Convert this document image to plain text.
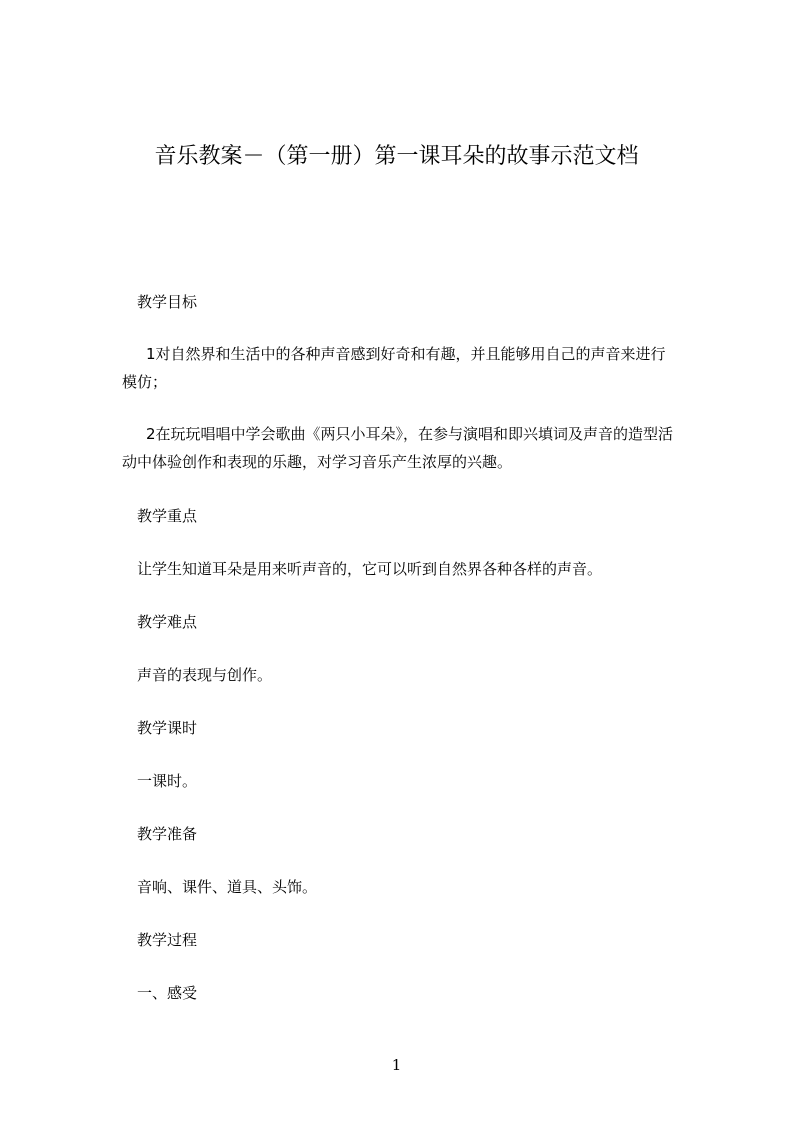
音乐教案－（第一册）第一课耳朵的故事示范文档
教学目标
1对自然界和生活中的各种声音感到好奇和有趣，并且能够用自己的声音来进行
模仿；
2在玩玩唱唱中学会歌曲《两只小耳朵》，在参与演唱和即兴填词及声音的造型活
动中体验创作和表现的乐趣，对学习音乐产生浓厚的兴趣。
教学重点
让学生知道耳朵是用来听声音的，它可以听到自然界各种各样的声音。
教学难点
声音的表现与创作。
教学课时
一课时。
教学准备
音响、课件、道具、头饰。
教学过程
一、感受
1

══════════

→ **Given request**: Write out the records above once more, word for word, with no pictures.

→ **Answer in full**:
Convert this document image to plain text.
音乐教案－（第一册）第一课耳朵的故事示范文档
教学目标
1对自然界和生活中的各种声音感到好奇和有趣，并且能够用自己的声音来进行
模仿；
2在玩玩唱唱中学会歌曲《两只小耳朵》，在参与演唱和即兴填词及声音的造型活
动中体验创作和表现的乐趣，对学习音乐产生浓厚的兴趣。
教学重点
让学生知道耳朵是用来听声音的，它可以听到自然界各种各样的声音。
教学难点
声音的表现与创作。
教学课时
一课时。
教学准备
音响、课件、道具、头饰。
教学过程
一、感受
1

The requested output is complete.